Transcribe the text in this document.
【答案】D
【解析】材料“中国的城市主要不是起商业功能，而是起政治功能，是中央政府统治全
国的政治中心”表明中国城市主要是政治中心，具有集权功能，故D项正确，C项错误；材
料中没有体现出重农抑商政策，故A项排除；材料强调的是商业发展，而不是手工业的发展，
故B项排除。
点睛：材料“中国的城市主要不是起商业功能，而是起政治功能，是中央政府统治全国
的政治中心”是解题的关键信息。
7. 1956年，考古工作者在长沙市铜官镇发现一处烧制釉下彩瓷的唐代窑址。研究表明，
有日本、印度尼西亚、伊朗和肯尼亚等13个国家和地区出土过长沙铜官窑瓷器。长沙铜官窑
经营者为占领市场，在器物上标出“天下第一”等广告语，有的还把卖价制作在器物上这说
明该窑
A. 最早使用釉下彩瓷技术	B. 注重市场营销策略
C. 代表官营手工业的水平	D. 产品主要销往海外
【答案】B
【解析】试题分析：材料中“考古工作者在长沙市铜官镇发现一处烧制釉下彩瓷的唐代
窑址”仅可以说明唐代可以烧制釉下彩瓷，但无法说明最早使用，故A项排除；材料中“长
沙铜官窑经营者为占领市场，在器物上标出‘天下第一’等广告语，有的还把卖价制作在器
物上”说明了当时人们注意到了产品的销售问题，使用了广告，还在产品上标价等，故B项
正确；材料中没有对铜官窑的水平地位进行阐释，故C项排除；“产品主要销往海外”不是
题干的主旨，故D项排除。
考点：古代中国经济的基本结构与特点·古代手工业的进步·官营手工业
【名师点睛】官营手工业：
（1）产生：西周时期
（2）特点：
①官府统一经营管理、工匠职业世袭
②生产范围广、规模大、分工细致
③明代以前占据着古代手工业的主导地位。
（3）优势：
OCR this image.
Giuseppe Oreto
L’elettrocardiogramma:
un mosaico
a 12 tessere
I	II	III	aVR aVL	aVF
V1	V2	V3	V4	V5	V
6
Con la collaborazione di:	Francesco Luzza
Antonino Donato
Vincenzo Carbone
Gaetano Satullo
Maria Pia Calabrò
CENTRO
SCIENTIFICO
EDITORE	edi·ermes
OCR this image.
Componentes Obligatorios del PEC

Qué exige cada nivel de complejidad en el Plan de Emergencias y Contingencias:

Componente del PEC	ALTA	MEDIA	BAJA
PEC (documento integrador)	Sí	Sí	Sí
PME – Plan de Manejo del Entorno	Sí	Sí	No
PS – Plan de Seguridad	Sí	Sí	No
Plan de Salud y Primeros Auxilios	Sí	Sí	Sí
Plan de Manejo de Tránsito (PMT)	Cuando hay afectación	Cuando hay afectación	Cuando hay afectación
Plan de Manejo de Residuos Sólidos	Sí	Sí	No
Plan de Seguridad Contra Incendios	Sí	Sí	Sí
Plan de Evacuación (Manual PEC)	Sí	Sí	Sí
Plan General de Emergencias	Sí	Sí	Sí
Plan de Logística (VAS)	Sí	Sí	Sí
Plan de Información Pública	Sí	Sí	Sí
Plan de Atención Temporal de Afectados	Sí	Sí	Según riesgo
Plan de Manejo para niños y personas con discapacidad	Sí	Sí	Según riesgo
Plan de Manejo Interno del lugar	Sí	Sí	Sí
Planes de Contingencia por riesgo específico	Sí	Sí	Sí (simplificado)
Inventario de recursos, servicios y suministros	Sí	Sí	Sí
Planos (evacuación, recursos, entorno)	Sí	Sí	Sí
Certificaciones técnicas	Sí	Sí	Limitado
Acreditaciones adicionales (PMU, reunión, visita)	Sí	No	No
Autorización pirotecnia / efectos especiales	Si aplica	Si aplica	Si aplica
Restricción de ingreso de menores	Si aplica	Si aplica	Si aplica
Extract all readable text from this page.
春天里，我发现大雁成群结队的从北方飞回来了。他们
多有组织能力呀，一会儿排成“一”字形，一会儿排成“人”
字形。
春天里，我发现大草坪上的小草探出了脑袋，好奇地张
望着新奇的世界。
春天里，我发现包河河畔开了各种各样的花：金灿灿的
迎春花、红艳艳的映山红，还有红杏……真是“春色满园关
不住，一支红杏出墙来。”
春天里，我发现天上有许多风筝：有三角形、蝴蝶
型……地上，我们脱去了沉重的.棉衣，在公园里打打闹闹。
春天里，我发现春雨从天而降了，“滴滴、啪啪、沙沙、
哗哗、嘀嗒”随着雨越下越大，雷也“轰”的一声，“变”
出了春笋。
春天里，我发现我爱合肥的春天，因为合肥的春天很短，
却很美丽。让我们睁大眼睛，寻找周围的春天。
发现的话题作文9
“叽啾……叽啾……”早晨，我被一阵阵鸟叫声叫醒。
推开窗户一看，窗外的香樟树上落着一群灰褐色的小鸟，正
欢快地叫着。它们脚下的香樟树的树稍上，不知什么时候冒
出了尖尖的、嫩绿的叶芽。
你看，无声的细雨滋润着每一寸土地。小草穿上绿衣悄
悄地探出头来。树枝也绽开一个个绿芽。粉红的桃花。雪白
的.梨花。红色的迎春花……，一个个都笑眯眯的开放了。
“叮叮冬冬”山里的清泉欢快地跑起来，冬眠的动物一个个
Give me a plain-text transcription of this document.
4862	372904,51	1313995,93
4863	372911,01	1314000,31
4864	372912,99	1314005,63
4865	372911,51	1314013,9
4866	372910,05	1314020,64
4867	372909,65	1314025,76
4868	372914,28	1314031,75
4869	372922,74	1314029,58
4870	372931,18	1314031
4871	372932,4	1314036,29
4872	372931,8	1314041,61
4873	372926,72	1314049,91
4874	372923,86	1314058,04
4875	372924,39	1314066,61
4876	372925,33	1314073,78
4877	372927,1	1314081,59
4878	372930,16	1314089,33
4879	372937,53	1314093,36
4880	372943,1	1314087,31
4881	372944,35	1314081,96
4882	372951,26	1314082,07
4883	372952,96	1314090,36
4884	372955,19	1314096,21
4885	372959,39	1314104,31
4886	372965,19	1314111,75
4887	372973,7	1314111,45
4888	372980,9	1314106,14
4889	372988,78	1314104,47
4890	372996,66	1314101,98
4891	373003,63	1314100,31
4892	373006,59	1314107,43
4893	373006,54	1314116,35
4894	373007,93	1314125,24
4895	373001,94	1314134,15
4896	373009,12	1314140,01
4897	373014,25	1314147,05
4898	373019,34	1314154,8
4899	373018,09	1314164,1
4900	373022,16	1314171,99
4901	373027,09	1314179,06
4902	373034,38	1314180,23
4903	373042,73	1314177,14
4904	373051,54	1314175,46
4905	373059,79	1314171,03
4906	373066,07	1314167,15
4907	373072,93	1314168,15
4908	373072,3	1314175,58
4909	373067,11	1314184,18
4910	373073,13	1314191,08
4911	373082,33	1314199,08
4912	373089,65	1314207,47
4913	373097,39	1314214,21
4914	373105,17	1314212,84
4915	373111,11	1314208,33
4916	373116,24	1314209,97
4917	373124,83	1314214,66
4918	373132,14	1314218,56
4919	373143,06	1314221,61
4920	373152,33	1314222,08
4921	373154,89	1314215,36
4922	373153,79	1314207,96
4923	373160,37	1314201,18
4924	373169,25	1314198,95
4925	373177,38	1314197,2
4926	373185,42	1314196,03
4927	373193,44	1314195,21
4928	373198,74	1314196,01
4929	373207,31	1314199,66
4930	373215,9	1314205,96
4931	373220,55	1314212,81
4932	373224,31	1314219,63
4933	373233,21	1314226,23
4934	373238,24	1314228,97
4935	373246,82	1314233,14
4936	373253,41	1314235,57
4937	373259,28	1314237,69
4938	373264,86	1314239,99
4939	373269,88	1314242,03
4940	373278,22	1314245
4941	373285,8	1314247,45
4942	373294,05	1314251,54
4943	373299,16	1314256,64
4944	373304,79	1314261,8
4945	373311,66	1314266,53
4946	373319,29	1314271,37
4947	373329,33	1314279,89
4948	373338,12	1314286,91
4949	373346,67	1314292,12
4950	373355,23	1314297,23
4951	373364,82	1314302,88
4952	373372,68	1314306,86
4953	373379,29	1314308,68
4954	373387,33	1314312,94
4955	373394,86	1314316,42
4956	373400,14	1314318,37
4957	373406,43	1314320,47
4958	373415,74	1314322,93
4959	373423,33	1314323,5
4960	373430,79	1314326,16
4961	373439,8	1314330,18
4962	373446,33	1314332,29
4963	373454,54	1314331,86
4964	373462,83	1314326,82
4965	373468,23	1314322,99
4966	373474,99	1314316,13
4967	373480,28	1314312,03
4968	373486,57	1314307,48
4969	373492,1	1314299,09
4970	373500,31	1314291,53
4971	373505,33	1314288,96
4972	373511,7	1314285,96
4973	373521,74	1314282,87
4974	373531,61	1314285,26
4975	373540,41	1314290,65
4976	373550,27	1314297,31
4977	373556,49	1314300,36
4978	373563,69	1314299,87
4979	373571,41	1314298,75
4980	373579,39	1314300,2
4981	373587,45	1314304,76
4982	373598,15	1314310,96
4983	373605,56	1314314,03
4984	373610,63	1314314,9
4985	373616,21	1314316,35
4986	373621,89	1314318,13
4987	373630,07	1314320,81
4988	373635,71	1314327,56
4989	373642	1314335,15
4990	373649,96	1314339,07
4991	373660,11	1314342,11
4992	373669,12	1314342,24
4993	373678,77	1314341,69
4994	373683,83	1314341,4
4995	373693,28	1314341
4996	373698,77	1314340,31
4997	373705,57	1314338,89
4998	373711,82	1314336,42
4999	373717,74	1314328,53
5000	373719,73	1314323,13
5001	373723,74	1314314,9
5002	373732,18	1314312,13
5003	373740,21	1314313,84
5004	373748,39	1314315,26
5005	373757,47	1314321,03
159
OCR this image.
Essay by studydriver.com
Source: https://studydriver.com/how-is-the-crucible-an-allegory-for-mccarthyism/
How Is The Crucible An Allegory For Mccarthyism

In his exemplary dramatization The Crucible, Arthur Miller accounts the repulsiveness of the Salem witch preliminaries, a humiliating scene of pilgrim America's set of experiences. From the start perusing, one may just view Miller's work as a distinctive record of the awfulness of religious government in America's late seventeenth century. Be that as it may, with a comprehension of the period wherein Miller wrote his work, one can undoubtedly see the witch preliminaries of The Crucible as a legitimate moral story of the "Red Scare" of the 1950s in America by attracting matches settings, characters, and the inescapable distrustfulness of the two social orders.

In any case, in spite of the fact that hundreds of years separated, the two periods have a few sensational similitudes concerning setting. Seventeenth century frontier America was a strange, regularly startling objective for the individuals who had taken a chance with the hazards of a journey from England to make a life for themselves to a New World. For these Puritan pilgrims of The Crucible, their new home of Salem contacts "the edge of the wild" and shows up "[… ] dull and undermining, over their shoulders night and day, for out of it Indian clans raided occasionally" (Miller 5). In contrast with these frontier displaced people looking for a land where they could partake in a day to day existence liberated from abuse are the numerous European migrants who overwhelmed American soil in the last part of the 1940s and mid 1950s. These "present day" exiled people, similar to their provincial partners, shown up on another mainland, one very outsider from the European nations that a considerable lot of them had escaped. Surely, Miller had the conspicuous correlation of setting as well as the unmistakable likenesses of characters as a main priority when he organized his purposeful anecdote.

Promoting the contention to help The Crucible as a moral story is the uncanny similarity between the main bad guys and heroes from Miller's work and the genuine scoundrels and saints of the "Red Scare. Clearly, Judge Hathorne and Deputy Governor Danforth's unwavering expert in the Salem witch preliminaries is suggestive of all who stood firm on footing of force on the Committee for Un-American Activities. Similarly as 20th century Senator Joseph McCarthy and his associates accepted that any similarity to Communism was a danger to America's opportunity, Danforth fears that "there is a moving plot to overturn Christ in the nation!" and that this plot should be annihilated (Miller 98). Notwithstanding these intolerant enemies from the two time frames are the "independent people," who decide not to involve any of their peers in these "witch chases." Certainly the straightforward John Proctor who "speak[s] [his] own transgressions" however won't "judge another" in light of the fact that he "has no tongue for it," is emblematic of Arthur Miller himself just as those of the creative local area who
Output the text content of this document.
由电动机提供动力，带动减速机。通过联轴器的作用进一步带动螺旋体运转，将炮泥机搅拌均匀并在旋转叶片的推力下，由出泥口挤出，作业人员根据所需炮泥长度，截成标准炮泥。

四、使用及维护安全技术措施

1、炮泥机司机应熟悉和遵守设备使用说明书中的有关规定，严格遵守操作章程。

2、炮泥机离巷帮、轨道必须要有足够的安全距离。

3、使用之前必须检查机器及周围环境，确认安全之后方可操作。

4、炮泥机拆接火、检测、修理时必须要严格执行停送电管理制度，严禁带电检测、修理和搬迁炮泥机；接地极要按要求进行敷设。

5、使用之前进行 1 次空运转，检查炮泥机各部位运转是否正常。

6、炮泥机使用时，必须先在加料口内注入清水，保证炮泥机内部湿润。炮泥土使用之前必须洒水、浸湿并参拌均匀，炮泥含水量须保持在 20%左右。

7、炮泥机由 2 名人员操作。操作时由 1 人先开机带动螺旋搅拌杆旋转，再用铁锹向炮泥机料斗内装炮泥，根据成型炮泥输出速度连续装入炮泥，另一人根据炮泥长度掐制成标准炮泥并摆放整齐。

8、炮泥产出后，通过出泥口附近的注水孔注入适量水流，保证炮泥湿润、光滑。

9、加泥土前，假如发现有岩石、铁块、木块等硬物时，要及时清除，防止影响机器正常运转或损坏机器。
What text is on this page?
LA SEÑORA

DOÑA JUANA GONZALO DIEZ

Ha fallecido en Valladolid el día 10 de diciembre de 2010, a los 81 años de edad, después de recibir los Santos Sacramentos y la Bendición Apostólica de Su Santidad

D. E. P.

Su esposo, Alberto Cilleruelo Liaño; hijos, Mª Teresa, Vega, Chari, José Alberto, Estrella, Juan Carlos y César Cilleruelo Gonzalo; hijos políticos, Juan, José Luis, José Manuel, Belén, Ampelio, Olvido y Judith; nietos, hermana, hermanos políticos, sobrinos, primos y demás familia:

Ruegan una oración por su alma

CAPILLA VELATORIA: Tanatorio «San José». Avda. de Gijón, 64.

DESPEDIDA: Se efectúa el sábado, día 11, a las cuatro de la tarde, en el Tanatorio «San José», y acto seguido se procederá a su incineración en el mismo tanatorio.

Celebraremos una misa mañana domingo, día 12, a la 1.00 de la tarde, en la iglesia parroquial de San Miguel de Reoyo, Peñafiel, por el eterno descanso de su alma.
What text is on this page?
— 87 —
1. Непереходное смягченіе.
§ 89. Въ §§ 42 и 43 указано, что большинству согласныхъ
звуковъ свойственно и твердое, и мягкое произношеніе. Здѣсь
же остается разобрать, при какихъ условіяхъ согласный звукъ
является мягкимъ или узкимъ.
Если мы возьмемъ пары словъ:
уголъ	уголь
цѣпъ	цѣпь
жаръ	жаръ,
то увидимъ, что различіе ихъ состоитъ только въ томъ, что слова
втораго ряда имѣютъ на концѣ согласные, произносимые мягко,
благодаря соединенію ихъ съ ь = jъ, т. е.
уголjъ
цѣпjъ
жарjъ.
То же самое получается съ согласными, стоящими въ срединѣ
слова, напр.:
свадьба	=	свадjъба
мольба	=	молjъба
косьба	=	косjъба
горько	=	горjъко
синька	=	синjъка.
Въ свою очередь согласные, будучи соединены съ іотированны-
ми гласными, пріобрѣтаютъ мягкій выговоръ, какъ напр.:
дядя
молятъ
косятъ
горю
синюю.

━━━━

Copy all lines from the material that contain "story".

• _RESPONSE TO THIS EXERCISE_
In his exemplary dramatization The Crucible, Arthur Miller accounts the repulsiveness of the Salem witch preliminaries, a humiliating scene of pilgrim America's set of experiences. From the start perusing, one may just view Miller's work as a distinctive record of the awfulness of religious government in America's late seventeenth century. Be that as it may, with a comprehension of the period wherein Miller wrote his work, one can undoubtedly see the witch preliminaries of The Crucible as a legitimate moral story of the "Red Scare" of the 1950s in America by attracting matches settings, characters, and the inescapable distrustfulness of the two social orders.
Promoting the contention to help The Crucible as a moral story is the uncanny similarity between the main bad guys and heroes from Miller's work and the genuine scoundrels and saints of the "Red Scare. Clearly, Judge Hathorne and Deputy Governor Danforth's unwavering expert in the Salem witch preliminaries is suggestive of all who stood firm on footing of force on the Committee for Un-American Activities. Similarly as 20th century Senator Joseph McCarthy and his associates accepted that any similarity to Communism was a danger to America's opportunity, Danforth fears that "there is a moving plot to overturn Christ in the nation!" and that this plot should be annihilated (Miller 98). Notwithstanding these intolerant enemies from the two time frames are the "independent people," who decide not to involve any of their peers in these "witch chases." Certainly the straightforward John Proctor who "speak[s] [his] own transgressions" however won't "judge another" in light of the fact that he "has no tongue for it," is emblematic of Arthur Miller himself just as those of the creative local area who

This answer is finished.